**Set exercise**
Print the listing that follows, character for character.

**Input records**
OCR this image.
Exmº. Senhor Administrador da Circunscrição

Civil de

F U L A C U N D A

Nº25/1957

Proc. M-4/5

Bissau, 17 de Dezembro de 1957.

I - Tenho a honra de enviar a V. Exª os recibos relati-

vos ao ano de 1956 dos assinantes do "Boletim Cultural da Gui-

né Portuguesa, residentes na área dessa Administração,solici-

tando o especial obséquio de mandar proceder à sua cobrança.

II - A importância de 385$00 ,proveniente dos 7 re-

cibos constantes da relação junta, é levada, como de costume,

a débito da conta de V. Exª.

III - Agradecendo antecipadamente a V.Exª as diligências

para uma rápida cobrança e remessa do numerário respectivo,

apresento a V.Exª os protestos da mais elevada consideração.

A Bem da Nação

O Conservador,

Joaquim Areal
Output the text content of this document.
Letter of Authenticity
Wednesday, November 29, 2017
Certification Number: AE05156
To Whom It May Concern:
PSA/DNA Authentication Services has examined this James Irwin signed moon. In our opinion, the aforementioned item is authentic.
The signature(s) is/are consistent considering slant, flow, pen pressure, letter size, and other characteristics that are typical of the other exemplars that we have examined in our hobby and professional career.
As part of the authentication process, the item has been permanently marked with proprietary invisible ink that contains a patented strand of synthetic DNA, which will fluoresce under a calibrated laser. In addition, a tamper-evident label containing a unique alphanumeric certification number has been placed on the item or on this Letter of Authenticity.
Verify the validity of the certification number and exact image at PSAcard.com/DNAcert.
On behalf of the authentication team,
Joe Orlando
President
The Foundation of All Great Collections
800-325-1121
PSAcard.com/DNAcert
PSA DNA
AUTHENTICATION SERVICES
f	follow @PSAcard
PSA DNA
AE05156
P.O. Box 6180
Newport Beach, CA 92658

**Response**
OCR this image.
Exmº. Senhor Administrador da Circunscrição

Civil de

F U L A C U N D A

Nº25/1957

Proc. M-4/5

Bissau, 17 de Dezembro de 1957.

I - Tenho a honra de enviar a V. Exª os recibos relati-

vos ao ano de 1956 dos assinantes do "Boletim Cultural da Gui-

né Portuguesa, residentes na área dessa Administração,solici-

tando o especial obséquio de mandar proceder à sua cobrança.

II - A importância de 385$00 ,proveniente dos 7 re-

cibos constantes da relação junta, é levada, como de costume,

a débito da conta de V. Exª.

III - Agradecendo antecipadamente a V.Exª as diligências

para uma rápida cobrança e remessa do numerário respectivo,

apresento a V.Exª os protestos da mais elevada consideração.

A Bem da Nação

O Conservador,

Joaquim Areal
Output the text content of this document.
Letter of Authenticity
Wednesday, November 29, 2017
Certification Number: AE05156
To Whom It May Concern:
PSA/DNA Authentication Services has examined this James Irwin signed moon. In our opinion, the aforementioned item is authentic.
The signature(s) is/are consistent considering slant, flow, pen pressure, letter size, and other characteristics that are typical of the other exemplars that we have examined in our hobby and professional career.
As part of the authentication process, the item has been permanently marked with proprietary invisible ink that contains a patented strand of synthetic DNA, which will fluoresce under a calibrated laser. In addition, a tamper-evident label containing a unique alphanumeric certification number has been placed on the item or on this Letter of Authenticity.
Verify the validity of the certification number and exact image at PSAcard.com/DNAcert.
On behalf of the authentication team,
Joe Orlando
President
The Foundation of All Great Collections
800-325-1121
PSAcard.com/DNAcert
PSA DNA
AUTHENTICATION SERVICES
f	follow @PSAcard
PSA DNA
AE05156
P.O. Box 6180
Newport Beach, CA 92658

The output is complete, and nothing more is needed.